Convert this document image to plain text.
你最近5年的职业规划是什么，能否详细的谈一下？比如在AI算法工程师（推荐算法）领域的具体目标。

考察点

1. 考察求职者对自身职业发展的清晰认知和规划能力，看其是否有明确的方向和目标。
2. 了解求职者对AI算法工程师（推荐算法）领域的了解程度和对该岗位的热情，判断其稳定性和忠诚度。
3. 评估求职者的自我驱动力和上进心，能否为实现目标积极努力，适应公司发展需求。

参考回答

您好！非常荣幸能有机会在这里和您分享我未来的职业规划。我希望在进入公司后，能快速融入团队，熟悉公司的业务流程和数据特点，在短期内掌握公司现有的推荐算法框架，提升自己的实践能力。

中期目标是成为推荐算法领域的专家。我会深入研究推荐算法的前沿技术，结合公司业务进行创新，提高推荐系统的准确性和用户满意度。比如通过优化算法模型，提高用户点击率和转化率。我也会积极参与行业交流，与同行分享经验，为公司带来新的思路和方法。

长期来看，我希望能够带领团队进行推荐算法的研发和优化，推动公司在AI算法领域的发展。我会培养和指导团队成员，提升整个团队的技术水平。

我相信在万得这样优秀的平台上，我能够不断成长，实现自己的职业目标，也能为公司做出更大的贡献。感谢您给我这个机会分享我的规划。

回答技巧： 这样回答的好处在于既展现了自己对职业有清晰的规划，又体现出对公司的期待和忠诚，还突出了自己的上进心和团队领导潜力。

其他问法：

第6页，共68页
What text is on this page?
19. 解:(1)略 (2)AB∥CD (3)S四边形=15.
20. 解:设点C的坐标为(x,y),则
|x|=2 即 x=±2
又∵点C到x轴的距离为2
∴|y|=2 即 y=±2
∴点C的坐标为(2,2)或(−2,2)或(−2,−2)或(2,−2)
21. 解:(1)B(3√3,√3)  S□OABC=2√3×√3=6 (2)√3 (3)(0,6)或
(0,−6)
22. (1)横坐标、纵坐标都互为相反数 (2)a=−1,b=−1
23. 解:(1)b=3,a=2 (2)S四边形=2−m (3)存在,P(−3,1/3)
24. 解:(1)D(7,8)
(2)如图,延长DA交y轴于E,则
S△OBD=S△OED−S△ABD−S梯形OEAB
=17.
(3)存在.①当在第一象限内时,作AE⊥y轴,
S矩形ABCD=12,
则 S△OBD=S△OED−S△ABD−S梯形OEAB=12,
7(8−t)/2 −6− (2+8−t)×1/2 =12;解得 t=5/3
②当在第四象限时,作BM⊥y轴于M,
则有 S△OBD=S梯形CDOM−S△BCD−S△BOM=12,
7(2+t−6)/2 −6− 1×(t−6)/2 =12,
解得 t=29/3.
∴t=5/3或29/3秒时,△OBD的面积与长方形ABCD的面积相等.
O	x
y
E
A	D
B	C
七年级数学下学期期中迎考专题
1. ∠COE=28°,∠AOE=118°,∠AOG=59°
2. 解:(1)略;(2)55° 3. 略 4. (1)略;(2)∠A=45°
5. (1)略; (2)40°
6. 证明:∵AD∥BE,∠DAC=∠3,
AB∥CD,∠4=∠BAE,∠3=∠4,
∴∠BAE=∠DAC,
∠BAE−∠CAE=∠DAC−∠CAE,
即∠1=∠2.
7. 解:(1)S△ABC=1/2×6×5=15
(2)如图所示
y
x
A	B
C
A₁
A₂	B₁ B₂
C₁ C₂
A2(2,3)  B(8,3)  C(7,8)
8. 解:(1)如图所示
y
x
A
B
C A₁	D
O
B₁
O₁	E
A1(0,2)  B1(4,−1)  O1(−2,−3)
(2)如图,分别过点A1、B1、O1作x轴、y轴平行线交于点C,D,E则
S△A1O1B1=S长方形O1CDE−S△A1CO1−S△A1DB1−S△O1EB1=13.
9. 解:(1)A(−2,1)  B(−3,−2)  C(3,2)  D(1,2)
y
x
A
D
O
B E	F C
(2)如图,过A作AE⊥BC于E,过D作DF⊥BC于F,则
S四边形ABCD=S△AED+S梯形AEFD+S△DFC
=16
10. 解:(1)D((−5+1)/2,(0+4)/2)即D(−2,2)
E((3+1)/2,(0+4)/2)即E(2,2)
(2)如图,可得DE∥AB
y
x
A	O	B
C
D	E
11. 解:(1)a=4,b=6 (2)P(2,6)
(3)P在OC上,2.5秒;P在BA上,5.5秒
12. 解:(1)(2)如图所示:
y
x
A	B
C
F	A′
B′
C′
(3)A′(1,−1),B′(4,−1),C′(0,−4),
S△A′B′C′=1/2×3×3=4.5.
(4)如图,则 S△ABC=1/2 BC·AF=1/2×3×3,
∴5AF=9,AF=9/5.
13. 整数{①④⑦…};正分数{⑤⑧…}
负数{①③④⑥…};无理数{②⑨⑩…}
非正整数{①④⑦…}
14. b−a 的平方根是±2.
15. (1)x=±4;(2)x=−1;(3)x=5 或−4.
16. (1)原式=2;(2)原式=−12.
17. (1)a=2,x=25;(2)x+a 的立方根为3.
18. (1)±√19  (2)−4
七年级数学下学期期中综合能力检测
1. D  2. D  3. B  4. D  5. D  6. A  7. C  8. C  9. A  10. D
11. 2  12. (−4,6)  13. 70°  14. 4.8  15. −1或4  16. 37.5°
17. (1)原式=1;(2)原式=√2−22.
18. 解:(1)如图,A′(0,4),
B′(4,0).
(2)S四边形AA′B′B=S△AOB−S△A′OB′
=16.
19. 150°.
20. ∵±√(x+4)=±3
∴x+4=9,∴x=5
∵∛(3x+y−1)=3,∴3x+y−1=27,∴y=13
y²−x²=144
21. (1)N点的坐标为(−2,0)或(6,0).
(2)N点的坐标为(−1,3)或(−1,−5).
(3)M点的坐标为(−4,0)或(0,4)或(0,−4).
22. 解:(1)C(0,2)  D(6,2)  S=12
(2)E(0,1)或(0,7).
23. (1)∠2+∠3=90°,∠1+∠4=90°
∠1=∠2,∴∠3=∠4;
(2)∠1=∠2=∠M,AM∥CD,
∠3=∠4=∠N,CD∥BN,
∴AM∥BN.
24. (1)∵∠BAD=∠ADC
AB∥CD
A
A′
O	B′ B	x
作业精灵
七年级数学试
■ ■ ■ ■
TASK GOAL
Each record must be returned exactly as it is written.

ANSWER TO THIS TASK
Convert this document image to plain text.
你最近5年的职业规划是什么，能否详细的谈一下？比如在AI算法工程师（推荐算法）领域的具体目标。

考察点

1. 考察求职者对自身职业发展的清晰认知和规划能力，看其是否有明确的方向和目标。
2. 了解求职者对AI算法工程师（推荐算法）领域的了解程度和对该岗位的热情，判断其稳定性和忠诚度。
3. 评估求职者的自我驱动力和上进心，能否为实现目标积极努力，适应公司发展需求。

参考回答

您好！非常荣幸能有机会在这里和您分享我未来的职业规划。我希望在进入公司后，能快速融入团队，熟悉公司的业务流程和数据特点，在短期内掌握公司现有的推荐算法框架，提升自己的实践能力。

中期目标是成为推荐算法领域的专家。我会深入研究推荐算法的前沿技术，结合公司业务进行创新，提高推荐系统的准确性和用户满意度。比如通过优化算法模型，提高用户点击率和转化率。我也会积极参与行业交流，与同行分享经验，为公司带来新的思路和方法。

长期来看，我希望能够带领团队进行推荐算法的研发和优化，推动公司在AI算法领域的发展。我会培养和指导团队成员，提升整个团队的技术水平。

我相信在万得这样优秀的平台上，我能够不断成长，实现自己的职业目标，也能为公司做出更大的贡献。感谢您给我这个机会分享我的规划。

回答技巧： 这样回答的好处在于既展现了自己对职业有清晰的规划，又体现出对公司的期待和忠诚，还突出了自己的上进心和团队领导潜力。

其他问法：

第6页，共68页
What text is on this page?
19. 解:(1)略 (2)AB∥CD (3)S四边形=15.
20. 解:设点C的坐标为(x,y),则
|x|=2 即 x=±2
又∵点C到x轴的距离为2
∴|y|=2 即 y=±2
∴点C的坐标为(2,2)或(−2,2)或(−2,−2)或(2,−2)
21. 解:(1)B(3√3,√3)  S□OABC=2√3×√3=6 (2)√3 (3)(0,6)或
(0,−6)
22. (1)横坐标、纵坐标都互为相反数 (2)a=−1,b=−1
23. 解:(1)b=3,a=2 (2)S四边形=2−m (3)存在,P(−3,1/3)
24. 解:(1)D(7,8)
(2)如图,延长DA交y轴于E,则
S△OBD=S△OED−S△ABD−S梯形OEAB
=17.
(3)存在.①当在第一象限内时,作AE⊥y轴,
S矩形ABCD=12,
则 S△OBD=S△OED−S△ABD−S梯形OEAB=12,
7(8−t)/2 −6− (2+8−t)×1/2 =12;解得 t=5/3
②当在第四象限时,作BM⊥y轴于M,
则有 S△OBD=S梯形CDOM−S△BCD−S△BOM=12,
7(2+t−6)/2 −6− 1×(t−6)/2 =12,
解得 t=29/3.
∴t=5/3或29/3秒时,△OBD的面积与长方形ABCD的面积相等.
O	x
y
E
A	D
B	C
七年级数学下学期期中迎考专题
1. ∠COE=28°,∠AOE=118°,∠AOG=59°
2. 解:(1)略;(2)55° 3. 略 4. (1)略;(2)∠A=45°
5. (1)略; (2)40°
6. 证明:∵AD∥BE,∠DAC=∠3,
AB∥CD,∠4=∠BAE,∠3=∠4,
∴∠BAE=∠DAC,
∠BAE−∠CAE=∠DAC−∠CAE,
即∠1=∠2.
7. 解:(1)S△ABC=1/2×6×5=15
(2)如图所示
y
x
A	B
C
A₁
A₂	B₁ B₂
C₁ C₂
A2(2,3)  B(8,3)  C(7,8)
8. 解:(1)如图所示
y
x
A
B
C A₁	D
O
B₁
O₁	E
A1(0,2)  B1(4,−1)  O1(−2,−3)
(2)如图,分别过点A1、B1、O1作x轴、y轴平行线交于点C,D,E则
S△A1O1B1=S长方形O1CDE−S△A1CO1−S△A1DB1−S△O1EB1=13.
9. 解:(1)A(−2,1)  B(−3,−2)  C(3,2)  D(1,2)
y
x
A
D
O
B E	F C
(2)如图,过A作AE⊥BC于E,过D作DF⊥BC于F,则
S四边形ABCD=S△AED+S梯形AEFD+S△DFC
=16
10. 解:(1)D((−5+1)/2,(0+4)/2)即D(−2,2)
E((3+1)/2,(0+4)/2)即E(2,2)
(2)如图,可得DE∥AB
y
x
A	O	B
C
D	E
11. 解:(1)a=4,b=6 (2)P(2,6)
(3)P在OC上,2.5秒;P在BA上,5.5秒
12. 解:(1)(2)如图所示:
y
x
A	B
C
F	A′
B′
C′
(3)A′(1,−1),B′(4,−1),C′(0,−4),
S△A′B′C′=1/2×3×3=4.5.
(4)如图,则 S△ABC=1/2 BC·AF=1/2×3×3,
∴5AF=9,AF=9/5.
13. 整数{①④⑦…};正分数{⑤⑧…}
负数{①③④⑥…};无理数{②⑨⑩…}
非正整数{①④⑦…}
14. b−a 的平方根是±2.
15. (1)x=±4;(2)x=−1;(3)x=5 或−4.
16. (1)原式=2;(2)原式=−12.
17. (1)a=2,x=25;(2)x+a 的立方根为3.
18. (1)±√19  (2)−4
七年级数学下学期期中综合能力检测
1. D  2. D  3. B  4. D  5. D  6. A  7. C  8. C  9. A  10. D
11. 2  12. (−4,6)  13. 70°  14. 4.8  15. −1或4  16. 37.5°
17. (1)原式=1;(2)原式=√2−22.
18. 解:(1)如图,A′(0,4),
B′(4,0).
(2)S四边形AA′B′B=S△AOB−S△A′OB′
=16.
19. 150°.
20. ∵±√(x+4)=±3
∴x+4=9,∴x=5
∵∛(3x+y−1)=3,∴3x+y−1=27,∴y=13
y²−x²=144
21. (1)N点的坐标为(−2,0)或(6,0).
(2)N点的坐标为(−1,3)或(−1,−5).
(3)M点的坐标为(−4,0)或(0,4)或(0,−4).
22. 解:(1)C(0,2)  D(6,2)  S=12
(2)E(0,1)或(0,7).
23. (1)∠2+∠3=90°,∠1+∠4=90°
∠1=∠2,∴∠3=∠4;
(2)∠1=∠2=∠M,AM∥CD,
∠3=∠4=∠N,CD∥BN,
∴AM∥BN.
24. (1)∵∠BAD=∠ADC
AB∥CD
A
A′
O	B′ B	x
作业精灵
七年级数学试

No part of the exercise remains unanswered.